Dataset entries on figures:
- - - -

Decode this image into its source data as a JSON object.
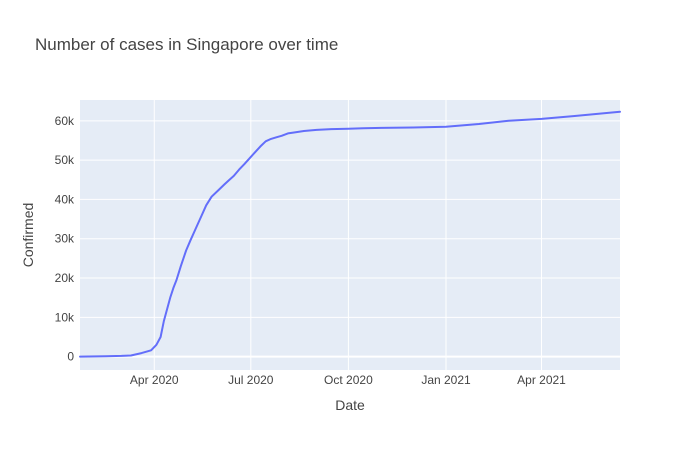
{
  "chart_data": {
    "type": "line",
    "title": "Number of cases in Singapore over time",
    "xlabel": "Date",
    "ylabel": "Confirmed",
    "x_ticks": [
      {
        "date": "2020-04-01",
        "label": "Apr 2020"
      },
      {
        "date": "2020-07-01",
        "label": "Jul 2020"
      },
      {
        "date": "2020-10-01",
        "label": "Oct 2020"
      },
      {
        "date": "2021-01-01",
        "label": "Jan 2021"
      },
      {
        "date": "2021-04-01",
        "label": "Apr 2021"
      }
    ],
    "y_ticks": [
      {
        "value": 0,
        "label": "0"
      },
      {
        "value": 10000,
        "label": "10k"
      },
      {
        "value": 20000,
        "label": "20k"
      },
      {
        "value": 30000,
        "label": "30k"
      },
      {
        "value": 40000,
        "label": "40k"
      },
      {
        "value": 50000,
        "label": "50k"
      },
      {
        "value": 60000,
        "label": "60k"
      }
    ],
    "xlim": [
      "2020-01-22",
      "2021-06-14"
    ],
    "ylim": [
      -3400,
      65300
    ],
    "grid": true,
    "colors": {
      "line": "#636efa",
      "plot_bg": "#e5ecf6",
      "grid": "#ffffff"
    },
    "series": [
      {
        "x": [
          "2020-01-22",
          "2020-02-15",
          "2020-03-01",
          "2020-03-10",
          "2020-03-20",
          "2020-03-29",
          "2020-04-03",
          "2020-04-07",
          "2020-04-10",
          "2020-04-13",
          "2020-04-16",
          "2020-04-19",
          "2020-04-22",
          "2020-04-26",
          "2020-05-01",
          "2020-05-05",
          "2020-05-10",
          "2020-05-15",
          "2020-05-20",
          "2020-05-25",
          "2020-06-01",
          "2020-06-06",
          "2020-06-10",
          "2020-06-15",
          "2020-06-20",
          "2020-06-25",
          "2020-06-30",
          "2020-07-05",
          "2020-07-10",
          "2020-07-15",
          "2020-07-20",
          "2020-07-25",
          "2020-07-30",
          "2020-08-05",
          "2020-08-10",
          "2020-08-20",
          "2020-09-01",
          "2020-09-15",
          "2020-10-01",
          "2020-10-15",
          "2020-11-01",
          "2020-12-01",
          "2021-01-01",
          "2021-02-01",
          "2021-03-01",
          "2021-04-01",
          "2021-05-01",
          "2021-06-14"
        ],
        "y": [
          0,
          100,
          200,
          300,
          900,
          1600,
          3000,
          5000,
          9000,
          12000,
          15000,
          17500,
          19500,
          23000,
          27000,
          29500,
          32500,
          35500,
          38500,
          40700,
          42500,
          43800,
          44800,
          46000,
          47600,
          49000,
          50500,
          52000,
          53500,
          54800,
          55400,
          55800,
          56200,
          56800,
          57000,
          57400,
          57700,
          57900,
          58000,
          58100,
          58200,
          58300,
          58500,
          59200,
          60000,
          60500,
          61200,
          62300
        ]
      }
    ]
  }
}
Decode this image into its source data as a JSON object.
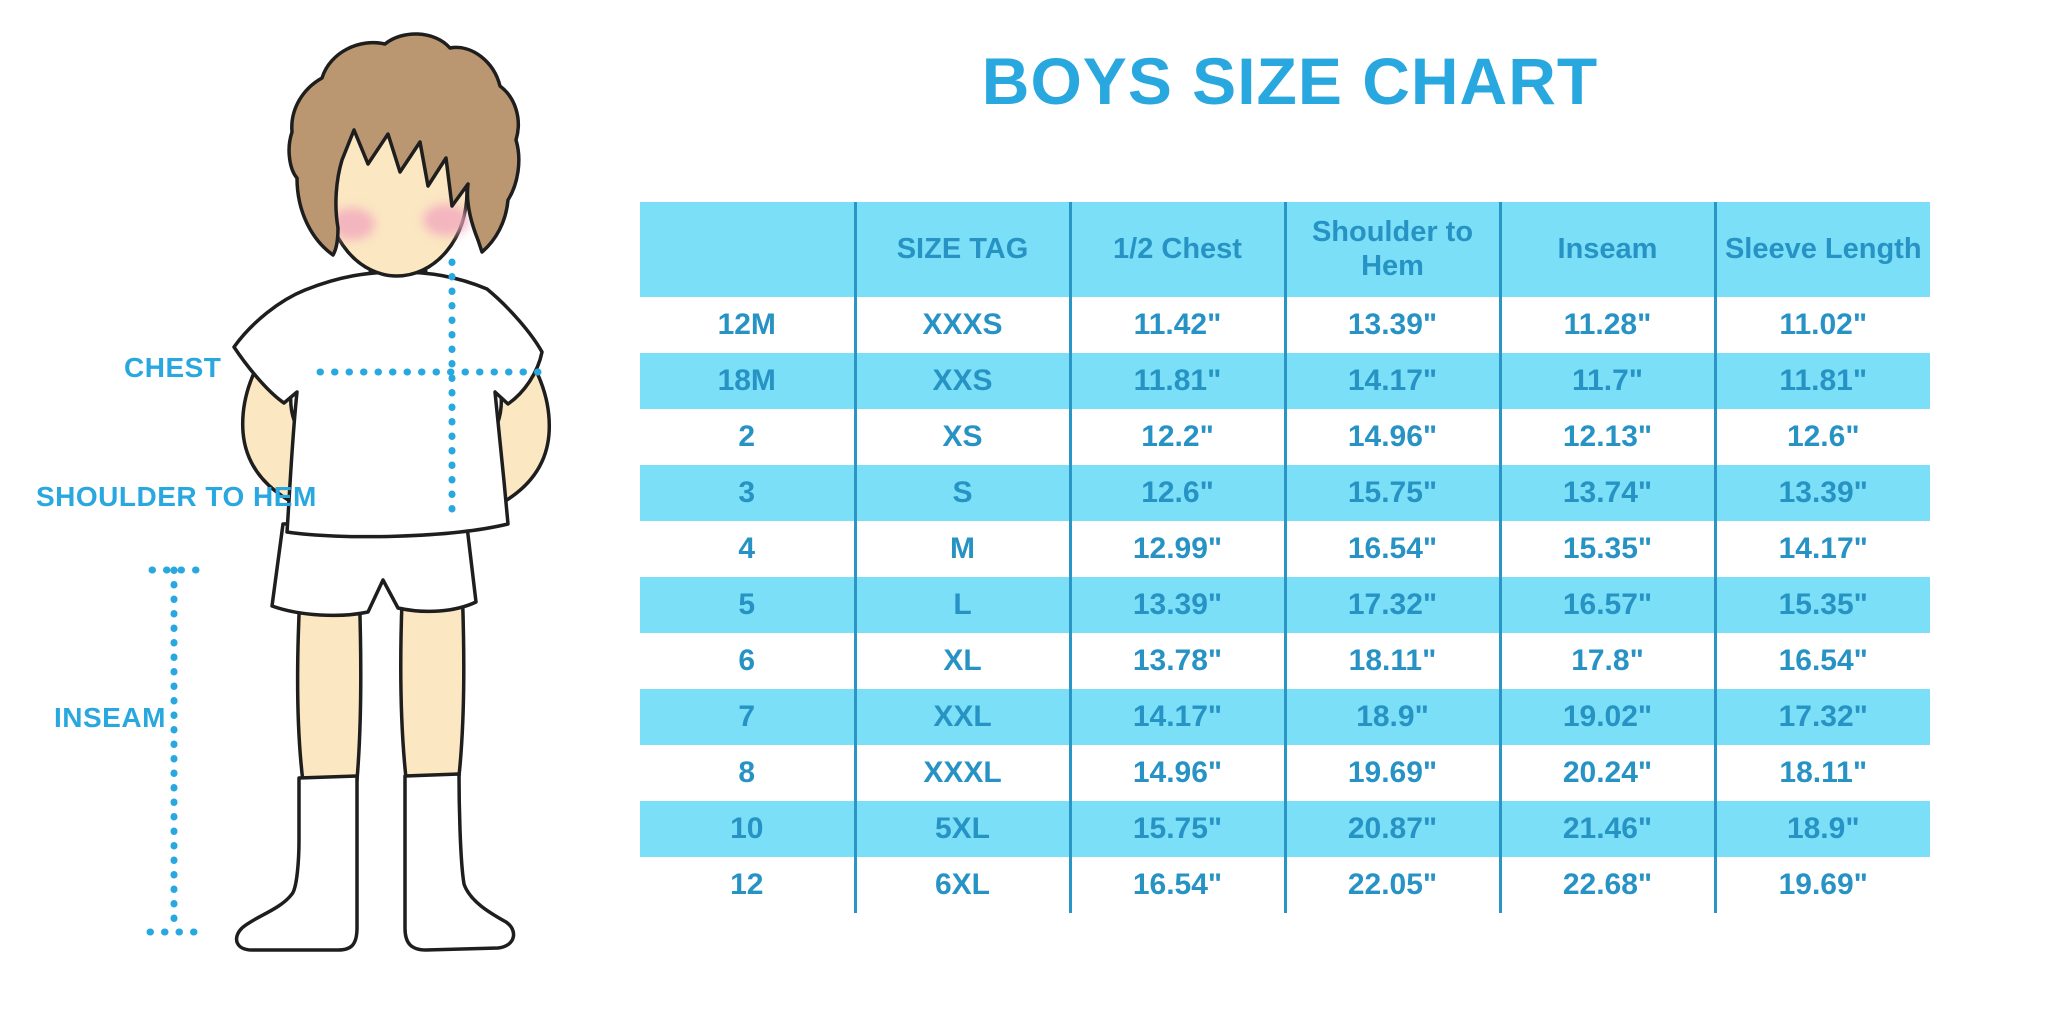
{
  "page_title": "BOYS SIZE CHART",
  "diagram": {
    "chest_label": "CHEST",
    "shoulder_to_hem_label": "SHOULDER TO HEM",
    "inseam_label": "INSEAM"
  },
  "chart_data": {
    "type": "table",
    "title": "BOYS SIZE CHART",
    "columns": [
      "",
      "SIZE TAG",
      "1/2 Chest",
      "Shoulder to Hem",
      "Inseam",
      "Sleeve Length"
    ],
    "rows": [
      [
        "12M",
        "XXXS",
        "11.42\"",
        "13.39\"",
        "11.28\"",
        "11.02\""
      ],
      [
        "18M",
        "XXS",
        "11.81\"",
        "14.17\"",
        "11.7\"",
        "11.81\""
      ],
      [
        "2",
        "XS",
        "12.2\"",
        "14.96\"",
        "12.13\"",
        "12.6\""
      ],
      [
        "3",
        "S",
        "12.6\"",
        "15.75\"",
        "13.74\"",
        "13.39\""
      ],
      [
        "4",
        "M",
        "12.99\"",
        "16.54\"",
        "15.35\"",
        "14.17\""
      ],
      [
        "5",
        "L",
        "13.39\"",
        "17.32\"",
        "16.57\"",
        "15.35\""
      ],
      [
        "6",
        "XL",
        "13.78\"",
        "18.11\"",
        "17.8\"",
        "16.54\""
      ],
      [
        "7",
        "XXL",
        "14.17\"",
        "18.9\"",
        "19.02\"",
        "17.32\""
      ],
      [
        "8",
        "XXXL",
        "14.96\"",
        "19.69\"",
        "20.24\"",
        "18.11\""
      ],
      [
        "10",
        "5XL",
        "15.75\"",
        "20.87\"",
        "21.46\"",
        "18.9\""
      ],
      [
        "12",
        "6XL",
        "16.54\"",
        "22.05\"",
        "22.68\"",
        "19.69\""
      ]
    ],
    "row_stripe_colors": [
      "#FFFFFF",
      "#7BDFF8"
    ],
    "header_fill": "#7BDFF8",
    "legend_position": "none",
    "grid": "vertical-dividers-only"
  },
  "colors": {
    "accent_blue": "#29A8E0",
    "table_fill_blue": "#7BDFF8",
    "table_text_blue": "#2793C5",
    "divider_blue": "#2A96C6",
    "skin": "#FBE7C2",
    "hair_brown": "#BA9770",
    "cheek_pink": "#F2A9BE",
    "outline": "#1E1E1E"
  }
}
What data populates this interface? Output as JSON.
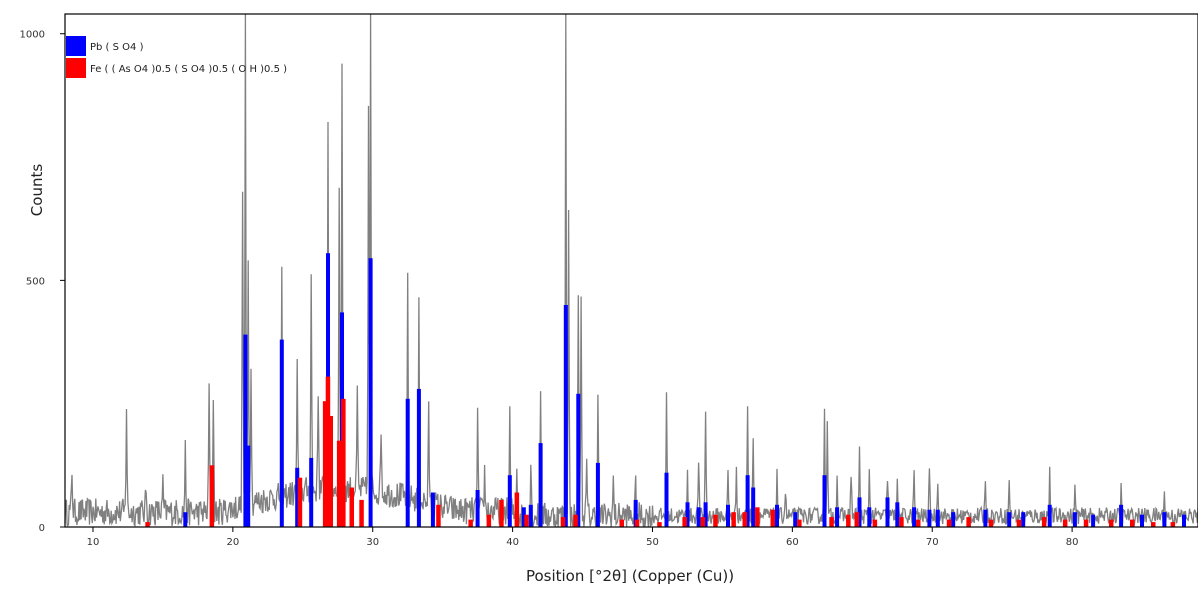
{
  "chart_data": {
    "type": "line",
    "title": "",
    "xlabel": "Position [°2θ] (Copper (Cu))",
    "ylabel": "Counts",
    "xlim": [
      8,
      89
    ],
    "ylim": [
      0,
      1040
    ],
    "x_ticks": [
      10,
      20,
      30,
      40,
      50,
      60,
      70,
      80
    ],
    "y_ticks": [
      0,
      500,
      1000
    ],
    "grid": false,
    "legend_position": "top-left",
    "background_pattern": {
      "color": "#808080",
      "baseline_counts": 30,
      "noise_amplitude": 28,
      "hump_region": [
        19,
        36
      ],
      "hump_height": 45
    },
    "observed_peaks": [
      [
        8.5,
        85
      ],
      [
        12.4,
        220
      ],
      [
        13.8,
        50
      ],
      [
        15.0,
        55
      ],
      [
        16.6,
        125
      ],
      [
        18.3,
        260
      ],
      [
        18.6,
        240
      ],
      [
        20.7,
        650
      ],
      [
        20.9,
        970
      ],
      [
        21.1,
        510
      ],
      [
        21.3,
        300
      ],
      [
        23.5,
        440
      ],
      [
        24.6,
        255
      ],
      [
        25.6,
        430
      ],
      [
        26.1,
        210
      ],
      [
        26.8,
        765
      ],
      [
        27.8,
        875
      ],
      [
        27.6,
        600
      ],
      [
        28.9,
        190
      ],
      [
        29.7,
        760
      ],
      [
        29.85,
        1010
      ],
      [
        30.6,
        140
      ],
      [
        32.5,
        430
      ],
      [
        33.3,
        385
      ],
      [
        34.0,
        180
      ],
      [
        37.5,
        200
      ],
      [
        38.0,
        80
      ],
      [
        39.8,
        195
      ],
      [
        40.3,
        110
      ],
      [
        41.3,
        110
      ],
      [
        42.0,
        270
      ],
      [
        43.8,
        1040
      ],
      [
        44.0,
        610
      ],
      [
        44.7,
        470
      ],
      [
        44.9,
        440
      ],
      [
        45.3,
        100
      ],
      [
        46.1,
        250
      ],
      [
        47.2,
        70
      ],
      [
        48.8,
        60
      ],
      [
        51.0,
        245
      ],
      [
        52.5,
        100
      ],
      [
        53.3,
        120
      ],
      [
        53.8,
        215
      ],
      [
        55.4,
        90
      ],
      [
        56.0,
        100
      ],
      [
        56.8,
        230
      ],
      [
        57.2,
        170
      ],
      [
        58.9,
        80
      ],
      [
        59.5,
        55
      ],
      [
        62.3,
        225
      ],
      [
        62.5,
        180
      ],
      [
        63.2,
        90
      ],
      [
        64.2,
        95
      ],
      [
        64.8,
        130
      ],
      [
        65.5,
        90
      ],
      [
        66.8,
        85
      ],
      [
        67.5,
        80
      ],
      [
        68.7,
        90
      ],
      [
        69.8,
        85
      ],
      [
        70.4,
        80
      ],
      [
        73.8,
        85
      ],
      [
        75.5,
        65
      ],
      [
        78.4,
        85
      ],
      [
        80.2,
        60
      ],
      [
        83.5,
        55
      ],
      [
        86.6,
        45
      ]
    ],
    "series": [
      {
        "name": "Pb ( S O4 )",
        "color": "#0000ff",
        "peaks": [
          [
            16.6,
            30
          ],
          [
            20.9,
            390
          ],
          [
            21.1,
            165
          ],
          [
            23.5,
            380
          ],
          [
            24.6,
            120
          ],
          [
            25.6,
            140
          ],
          [
            26.8,
            555
          ],
          [
            27.8,
            435
          ],
          [
            29.85,
            545
          ],
          [
            32.5,
            260
          ],
          [
            33.3,
            280
          ],
          [
            34.3,
            70
          ],
          [
            37.5,
            75
          ],
          [
            39.8,
            105
          ],
          [
            40.8,
            40
          ],
          [
            41.3,
            45
          ],
          [
            42.0,
            170
          ],
          [
            43.8,
            450
          ],
          [
            44.7,
            270
          ],
          [
            46.1,
            130
          ],
          [
            48.8,
            55
          ],
          [
            51.0,
            110
          ],
          [
            52.5,
            50
          ],
          [
            53.3,
            40
          ],
          [
            53.8,
            50
          ],
          [
            55.4,
            45
          ],
          [
            56.8,
            105
          ],
          [
            57.2,
            80
          ],
          [
            58.9,
            45
          ],
          [
            60.2,
            30
          ],
          [
            62.3,
            105
          ],
          [
            63.2,
            40
          ],
          [
            64.8,
            60
          ],
          [
            65.5,
            40
          ],
          [
            66.8,
            60
          ],
          [
            67.5,
            50
          ],
          [
            68.7,
            40
          ],
          [
            69.8,
            35
          ],
          [
            70.4,
            35
          ],
          [
            71.5,
            30
          ],
          [
            73.8,
            35
          ],
          [
            75.5,
            30
          ],
          [
            76.5,
            30
          ],
          [
            78.4,
            45
          ],
          [
            80.2,
            30
          ],
          [
            81.5,
            25
          ],
          [
            83.5,
            45
          ],
          [
            85.0,
            25
          ],
          [
            86.6,
            30
          ],
          [
            88.0,
            25
          ]
        ]
      },
      {
        "name": "Fe ( ( As O4 )0.5 ( S O4 )0.5 ( O H )0.5 )",
        "color": "#ff0000",
        "peaks": [
          [
            13.9,
            10
          ],
          [
            18.5,
            125
          ],
          [
            24.8,
            100
          ],
          [
            26.6,
            255
          ],
          [
            26.8,
            305
          ],
          [
            27.0,
            225
          ],
          [
            27.6,
            175
          ],
          [
            27.9,
            260
          ],
          [
            28.5,
            80
          ],
          [
            29.2,
            55
          ],
          [
            34.7,
            45
          ],
          [
            37.0,
            15
          ],
          [
            38.3,
            25
          ],
          [
            39.2,
            55
          ],
          [
            40.3,
            70
          ],
          [
            41.0,
            25
          ],
          [
            43.6,
            20
          ],
          [
            44.5,
            25
          ],
          [
            47.8,
            15
          ],
          [
            48.9,
            15
          ],
          [
            50.5,
            10
          ],
          [
            52.3,
            20
          ],
          [
            53.6,
            20
          ],
          [
            54.5,
            25
          ],
          [
            55.8,
            30
          ],
          [
            56.6,
            30
          ],
          [
            57.5,
            40
          ],
          [
            58.6,
            35
          ],
          [
            60.5,
            15
          ],
          [
            62.8,
            20
          ],
          [
            64.0,
            25
          ],
          [
            64.6,
            30
          ],
          [
            65.9,
            15
          ],
          [
            67.8,
            20
          ],
          [
            69.0,
            15
          ],
          [
            71.2,
            15
          ],
          [
            72.6,
            20
          ],
          [
            74.2,
            15
          ],
          [
            76.2,
            15
          ],
          [
            78.0,
            20
          ],
          [
            79.5,
            15
          ],
          [
            81.0,
            15
          ],
          [
            82.8,
            15
          ],
          [
            84.3,
            15
          ],
          [
            85.8,
            10
          ],
          [
            87.2,
            10
          ]
        ]
      }
    ]
  }
}
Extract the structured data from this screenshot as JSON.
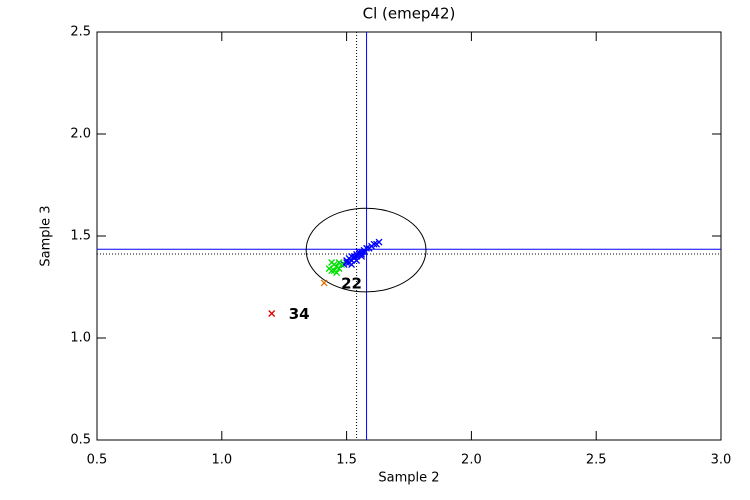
{
  "chart_data": {
    "type": "scatter",
    "title": "Cl (emep42)",
    "x_label": "Sample 2",
    "y_label": "Sample 3",
    "xlim": [
      0.5,
      3.0
    ],
    "ylim": [
      0.5,
      2.5
    ],
    "xticks": [
      0.5,
      {
        "value": 1,
        "label": "1.0"
      },
      1.5,
      {
        "value": 2,
        "label": "2.0"
      },
      2.5,
      {
        "value": 3,
        "label": "3.0"
      }
    ],
    "yticks": [
      0.5,
      {
        "value": 1,
        "label": "1.0"
      },
      1.5,
      {
        "value": 2,
        "label": "2.0"
      },
      2.5
    ],
    "series": [
      {
        "color": "#0000ff",
        "x": [
          1.49,
          1.5,
          1.5,
          1.51,
          1.51,
          1.52,
          1.52,
          1.53,
          1.53,
          1.54,
          1.54,
          1.55,
          1.55,
          1.56,
          1.56,
          1.57,
          1.57,
          1.58,
          1.59,
          1.6,
          1.61,
          1.62,
          1.63,
          1.52,
          1.54,
          1.56
        ],
        "values": [
          1.36,
          1.37,
          1.38,
          1.37,
          1.39,
          1.38,
          1.4,
          1.39,
          1.4,
          1.4,
          1.41,
          1.41,
          1.42,
          1.42,
          1.41,
          1.43,
          1.42,
          1.44,
          1.44,
          1.45,
          1.46,
          1.46,
          1.47,
          1.36,
          1.38,
          1.4
        ]
      },
      {
        "color": "#00e000",
        "x": [
          1.43,
          1.44,
          1.45,
          1.44,
          1.46,
          1.47,
          1.45,
          1.48,
          1.46,
          1.47
        ],
        "values": [
          1.34,
          1.37,
          1.36,
          1.33,
          1.35,
          1.34,
          1.33,
          1.36,
          1.32,
          1.37
        ]
      },
      {
        "color": "#e07000",
        "x": [
          1.41
        ],
        "values": [
          1.27
        ],
        "labels": [
          "22"
        ]
      },
      {
        "color": "#e00000",
        "x": [
          1.2
        ],
        "values": [
          1.12
        ],
        "labels": [
          "34"
        ]
      }
    ],
    "vlines": [
      {
        "value": 1.58,
        "color": "#0000ff",
        "style": "solid"
      },
      {
        "value": 1.54,
        "color": "#000000",
        "style": "dotted"
      }
    ],
    "hlines": [
      {
        "value": 1.435,
        "color": "#0000ff",
        "style": "solid"
      },
      {
        "value": 1.412,
        "color": "#000000",
        "style": "dotted"
      }
    ],
    "ellipse": {
      "cx": 1.578,
      "cy": 1.431,
      "rx": 0.24,
      "ry": 0.205,
      "color": "#000000"
    }
  }
}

- - - -

Above are entries; state the number of lines among them that contain "type", and nothing else.

- Expected output
4